Your task:
Reproduce everything in the baton patent claims from "13. A crosshandled" down to "a user's hand.", word for word.
== Extract ==
11. A crosshandled guard baton as defined by claim 10 wherein said one end portion of said lever is shaped to press on an end portion of said sheathing tube and said base member, said means biasing said lever is a spring set transversely between said other end of said lever and an internal surface of said crosshandle, and said lever is pivotally mounted to said crosshandle at a midpoint of said lever.
12. A crosshandled guard baton which comprises:
a club having a longitudinal axis;
a crosshandle transversely branched on the club at a place toward one end of said club, said crosshandle having a cross-section of elliptic shape with the major axis of the elliptic shape substantially parallel to the longitudinal axis of said club and a branching length substantially equal to the width of a man's palm;
a shaft rotatably supported internally of said crosshandle with one end of said shaft secured to said club,
a trigger mounted for movement relative to said crosshandle,
a first lever pivotally mounted internally of said crosshandle and extending lengthwise in a direction substantially parallel to said shaft;
means biasing one end of said first lever to a position pressing on a base member fixed on said club and a peripheral portion of an internal wall of said crosshandle, and
a second lever pivotally mounted internally of said crosshandle, said second lever having one end positioned to contact a second end of said first lever and a second end positioned for contact by said trigger, wherein said second end of said second lever is movable in response to movement of said trigger to pivot said second lever thereby causing said first end of said second lever to move said second end of said first lever and pivot said one end of said first lever away from said position pressing on said base member and said internal wall thereby permitting turning movement of said club relative to said crosshandle.
13. A crosshandled guard baton as claimed in any of claims 1, 5, 6, 7 or 10, wherein the crosshandle is provided with a ring strap for engagement with a user's hand.
14. A crosshandled guard baton as claimed in any of claims 1, 5, 6, 7 or 10, wherein the club is formed internally as a hollow cylinder, one end of said club close to the crosshandle is plugged and the other end of the club is open;
an elongate member is inserted in said club, said elongate member includes at least one telescopically extendable inner member and has a larger diameter at one end which is inserted toward the plugged end of the club;
whereby said at least one inner member extends telescopically outward of said club by centrifugal force produced by swinging motion of said club.
===
== Source data ==
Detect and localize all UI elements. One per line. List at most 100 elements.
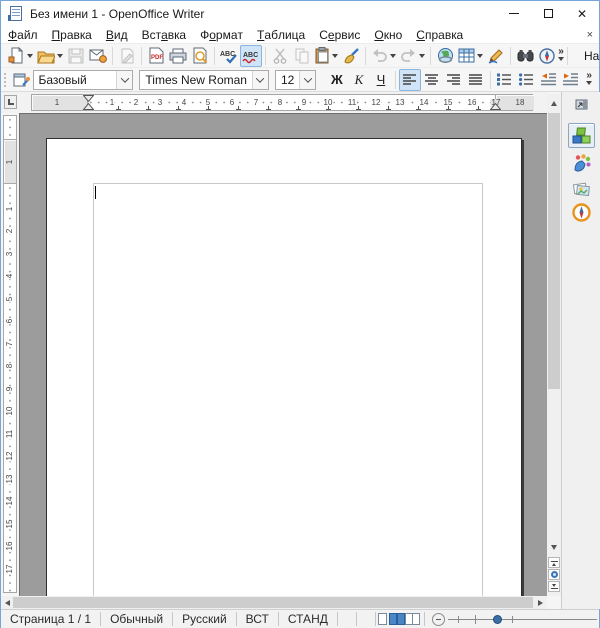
===
Exercise output:
13. A crosshandled guard baton as claimed in any of claims 1, 5, 6, 7 or 10, wherein the crosshandle is provided with a ring strap for engagement with a user's hand.